▶ _Problem statement_:
Switch "coordinates" to "positions" in the lines from the start of the records through the line holding "887, 372, 906]", inclusive, and write out only those lines with everything else unchanged.

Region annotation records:
>>>>>

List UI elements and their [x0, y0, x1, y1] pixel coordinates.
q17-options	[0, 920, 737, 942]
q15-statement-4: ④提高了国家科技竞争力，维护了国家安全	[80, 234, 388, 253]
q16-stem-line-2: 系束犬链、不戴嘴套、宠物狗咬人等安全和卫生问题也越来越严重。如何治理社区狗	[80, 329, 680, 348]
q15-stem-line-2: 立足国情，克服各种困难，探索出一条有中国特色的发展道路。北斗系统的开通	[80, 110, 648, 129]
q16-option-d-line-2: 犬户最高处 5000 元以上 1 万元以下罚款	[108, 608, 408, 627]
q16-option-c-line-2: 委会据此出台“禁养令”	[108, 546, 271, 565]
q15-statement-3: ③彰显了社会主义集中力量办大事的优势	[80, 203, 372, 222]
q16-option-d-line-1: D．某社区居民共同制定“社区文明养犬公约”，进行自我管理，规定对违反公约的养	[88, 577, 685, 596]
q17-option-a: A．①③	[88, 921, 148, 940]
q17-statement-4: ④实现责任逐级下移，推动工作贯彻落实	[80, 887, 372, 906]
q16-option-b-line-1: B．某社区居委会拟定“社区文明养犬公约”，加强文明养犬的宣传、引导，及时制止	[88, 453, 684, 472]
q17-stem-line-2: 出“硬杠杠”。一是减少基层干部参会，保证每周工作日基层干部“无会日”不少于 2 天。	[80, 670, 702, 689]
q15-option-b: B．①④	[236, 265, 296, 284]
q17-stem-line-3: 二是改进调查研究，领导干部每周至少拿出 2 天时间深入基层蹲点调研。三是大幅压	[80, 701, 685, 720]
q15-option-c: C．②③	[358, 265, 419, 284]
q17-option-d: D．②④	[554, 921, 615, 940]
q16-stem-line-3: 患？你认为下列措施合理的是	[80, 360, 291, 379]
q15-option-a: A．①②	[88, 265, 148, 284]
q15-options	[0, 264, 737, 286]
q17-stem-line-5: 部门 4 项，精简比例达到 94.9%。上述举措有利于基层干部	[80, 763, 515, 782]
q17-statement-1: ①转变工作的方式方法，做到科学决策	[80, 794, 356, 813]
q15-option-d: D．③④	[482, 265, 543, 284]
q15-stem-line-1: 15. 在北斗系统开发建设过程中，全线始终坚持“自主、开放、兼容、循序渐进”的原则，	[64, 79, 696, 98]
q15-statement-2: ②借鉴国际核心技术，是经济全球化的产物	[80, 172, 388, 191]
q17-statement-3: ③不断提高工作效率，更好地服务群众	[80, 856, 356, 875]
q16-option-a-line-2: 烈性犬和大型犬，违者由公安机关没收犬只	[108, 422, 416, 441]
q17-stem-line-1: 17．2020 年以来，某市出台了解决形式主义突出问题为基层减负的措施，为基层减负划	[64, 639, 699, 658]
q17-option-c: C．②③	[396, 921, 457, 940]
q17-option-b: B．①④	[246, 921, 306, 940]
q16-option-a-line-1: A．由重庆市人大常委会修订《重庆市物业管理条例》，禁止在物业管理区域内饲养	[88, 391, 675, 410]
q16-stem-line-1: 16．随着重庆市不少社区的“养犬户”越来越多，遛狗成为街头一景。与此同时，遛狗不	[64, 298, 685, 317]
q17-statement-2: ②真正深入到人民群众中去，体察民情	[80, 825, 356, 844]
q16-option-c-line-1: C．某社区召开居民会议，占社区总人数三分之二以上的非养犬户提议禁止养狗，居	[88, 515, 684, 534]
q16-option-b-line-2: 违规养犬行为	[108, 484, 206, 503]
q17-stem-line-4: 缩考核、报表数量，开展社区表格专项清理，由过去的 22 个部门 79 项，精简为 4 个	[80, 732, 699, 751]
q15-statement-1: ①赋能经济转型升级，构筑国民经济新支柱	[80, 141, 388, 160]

<<<<<

▶ _Completed task_:
List UI elements and their [x0, y0, x1, y1] pixel positions.
q17-options	[0, 920, 737, 942]
q15-statement-4: ④提高了国家科技竞争力，维护了国家安全	[80, 234, 388, 253]
q16-stem-line-2: 系束犬链、不戴嘴套、宠物狗咬人等安全和卫生问题也越来越严重。如何治理社区狗	[80, 329, 680, 348]
q15-stem-line-2: 立足国情，克服各种困难，探索出一条有中国特色的发展道路。北斗系统的开通	[80, 110, 648, 129]
q16-option-d-line-2: 犬户最高处 5000 元以上 1 万元以下罚款	[108, 608, 408, 627]
q16-option-c-line-2: 委会据此出台“禁养令”	[108, 546, 271, 565]
q15-statement-3: ③彰显了社会主义集中力量办大事的优势	[80, 203, 372, 222]
q16-option-d-line-1: D．某社区居民共同制定“社区文明养犬公约”，进行自我管理，规定对违反公约的养	[88, 577, 685, 596]
q17-option-a: A．①③	[88, 921, 148, 940]
q17-statement-4: ④实现责任逐级下移，推动工作贯彻落实	[80, 887, 372, 906]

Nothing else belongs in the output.